--- BEGIN ---

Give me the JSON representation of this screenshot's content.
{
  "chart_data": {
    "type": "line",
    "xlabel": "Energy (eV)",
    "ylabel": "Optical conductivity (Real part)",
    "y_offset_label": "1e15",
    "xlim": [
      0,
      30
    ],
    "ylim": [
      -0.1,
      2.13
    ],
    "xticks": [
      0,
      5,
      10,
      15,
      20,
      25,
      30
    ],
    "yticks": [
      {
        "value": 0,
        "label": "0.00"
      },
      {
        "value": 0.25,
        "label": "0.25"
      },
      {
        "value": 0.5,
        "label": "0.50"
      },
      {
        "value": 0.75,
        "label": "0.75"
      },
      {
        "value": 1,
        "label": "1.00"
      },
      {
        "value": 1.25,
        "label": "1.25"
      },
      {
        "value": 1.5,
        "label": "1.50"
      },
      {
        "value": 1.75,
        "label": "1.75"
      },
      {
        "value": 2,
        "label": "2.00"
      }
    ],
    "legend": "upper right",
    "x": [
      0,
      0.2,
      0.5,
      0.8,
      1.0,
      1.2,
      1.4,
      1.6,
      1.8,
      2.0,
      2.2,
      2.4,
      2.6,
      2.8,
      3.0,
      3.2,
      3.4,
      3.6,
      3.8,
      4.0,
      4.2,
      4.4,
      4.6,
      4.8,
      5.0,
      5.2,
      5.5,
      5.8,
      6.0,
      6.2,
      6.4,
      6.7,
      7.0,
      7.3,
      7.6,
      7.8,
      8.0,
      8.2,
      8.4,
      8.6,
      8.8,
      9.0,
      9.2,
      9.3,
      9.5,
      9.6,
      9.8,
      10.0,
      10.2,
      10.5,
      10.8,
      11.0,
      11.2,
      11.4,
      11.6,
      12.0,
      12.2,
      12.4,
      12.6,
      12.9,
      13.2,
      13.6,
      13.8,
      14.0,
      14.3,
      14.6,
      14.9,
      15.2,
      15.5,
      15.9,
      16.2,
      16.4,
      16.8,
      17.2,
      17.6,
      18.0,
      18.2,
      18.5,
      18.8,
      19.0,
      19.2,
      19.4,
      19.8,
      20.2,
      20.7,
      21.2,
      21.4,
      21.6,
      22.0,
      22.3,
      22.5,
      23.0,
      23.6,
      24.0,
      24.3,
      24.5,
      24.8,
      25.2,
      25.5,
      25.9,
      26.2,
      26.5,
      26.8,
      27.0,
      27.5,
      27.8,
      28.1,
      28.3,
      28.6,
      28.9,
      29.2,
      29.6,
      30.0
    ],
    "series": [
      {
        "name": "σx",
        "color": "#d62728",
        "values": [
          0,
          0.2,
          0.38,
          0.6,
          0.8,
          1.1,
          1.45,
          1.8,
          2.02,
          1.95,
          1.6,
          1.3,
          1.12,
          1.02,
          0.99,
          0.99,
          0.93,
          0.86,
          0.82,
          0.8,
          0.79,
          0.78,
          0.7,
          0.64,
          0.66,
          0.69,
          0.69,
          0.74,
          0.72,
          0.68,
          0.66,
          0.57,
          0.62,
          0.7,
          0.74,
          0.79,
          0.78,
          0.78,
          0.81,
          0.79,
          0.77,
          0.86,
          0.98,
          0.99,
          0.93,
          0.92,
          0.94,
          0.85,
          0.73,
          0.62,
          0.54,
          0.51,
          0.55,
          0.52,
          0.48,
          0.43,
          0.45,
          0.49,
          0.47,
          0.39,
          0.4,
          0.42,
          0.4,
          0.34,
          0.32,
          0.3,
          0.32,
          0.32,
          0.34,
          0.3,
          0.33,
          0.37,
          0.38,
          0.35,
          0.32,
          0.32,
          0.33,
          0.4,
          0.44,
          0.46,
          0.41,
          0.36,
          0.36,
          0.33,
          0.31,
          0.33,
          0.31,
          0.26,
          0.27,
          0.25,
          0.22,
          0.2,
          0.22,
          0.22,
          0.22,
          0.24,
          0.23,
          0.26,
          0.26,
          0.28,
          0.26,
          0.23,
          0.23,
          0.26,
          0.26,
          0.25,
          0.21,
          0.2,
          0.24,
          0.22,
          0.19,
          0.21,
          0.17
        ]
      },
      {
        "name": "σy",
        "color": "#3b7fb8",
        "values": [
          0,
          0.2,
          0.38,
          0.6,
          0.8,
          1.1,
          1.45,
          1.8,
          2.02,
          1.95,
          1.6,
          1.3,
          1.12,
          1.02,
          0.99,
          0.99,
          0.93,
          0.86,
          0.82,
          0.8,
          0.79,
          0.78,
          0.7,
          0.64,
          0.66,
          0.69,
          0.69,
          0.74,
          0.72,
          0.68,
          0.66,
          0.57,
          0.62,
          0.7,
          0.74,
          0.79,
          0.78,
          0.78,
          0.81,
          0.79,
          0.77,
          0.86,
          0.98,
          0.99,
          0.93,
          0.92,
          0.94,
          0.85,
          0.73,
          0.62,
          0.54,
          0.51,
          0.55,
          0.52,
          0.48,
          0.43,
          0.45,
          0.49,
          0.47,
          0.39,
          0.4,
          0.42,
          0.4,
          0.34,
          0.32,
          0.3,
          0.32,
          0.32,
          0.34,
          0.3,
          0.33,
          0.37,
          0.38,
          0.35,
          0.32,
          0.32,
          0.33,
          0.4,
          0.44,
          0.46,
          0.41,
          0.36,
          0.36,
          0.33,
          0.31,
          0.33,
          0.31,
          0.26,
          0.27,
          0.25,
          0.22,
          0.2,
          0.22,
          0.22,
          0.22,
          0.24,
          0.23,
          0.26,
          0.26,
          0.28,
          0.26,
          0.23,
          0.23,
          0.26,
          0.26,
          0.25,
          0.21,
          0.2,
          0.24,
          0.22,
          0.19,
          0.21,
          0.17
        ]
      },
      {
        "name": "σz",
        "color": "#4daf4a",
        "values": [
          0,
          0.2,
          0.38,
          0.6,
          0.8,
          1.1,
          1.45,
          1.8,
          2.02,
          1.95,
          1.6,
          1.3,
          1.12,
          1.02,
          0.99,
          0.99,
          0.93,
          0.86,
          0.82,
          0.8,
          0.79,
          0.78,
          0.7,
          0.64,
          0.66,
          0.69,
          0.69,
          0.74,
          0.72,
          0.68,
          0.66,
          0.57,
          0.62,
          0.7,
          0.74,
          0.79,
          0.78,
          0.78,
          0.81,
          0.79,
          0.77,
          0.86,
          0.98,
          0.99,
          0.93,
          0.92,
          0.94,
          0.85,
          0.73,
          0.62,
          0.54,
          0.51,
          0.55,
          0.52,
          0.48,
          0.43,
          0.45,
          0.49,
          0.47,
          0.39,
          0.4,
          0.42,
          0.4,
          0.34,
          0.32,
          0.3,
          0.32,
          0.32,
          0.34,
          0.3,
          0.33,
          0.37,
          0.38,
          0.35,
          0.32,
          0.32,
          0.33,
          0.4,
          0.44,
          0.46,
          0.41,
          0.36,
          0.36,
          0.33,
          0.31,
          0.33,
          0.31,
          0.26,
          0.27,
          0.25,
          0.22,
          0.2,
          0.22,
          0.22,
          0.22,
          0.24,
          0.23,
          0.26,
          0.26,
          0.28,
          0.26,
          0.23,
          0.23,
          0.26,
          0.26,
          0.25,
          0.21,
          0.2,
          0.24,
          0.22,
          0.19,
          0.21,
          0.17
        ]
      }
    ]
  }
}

--- END ---

Using the material above, copy every line in which the string "color" occurs.

        "color": "#d62728",
        "color": "#3b7fb8",
        "color": "#4daf4a",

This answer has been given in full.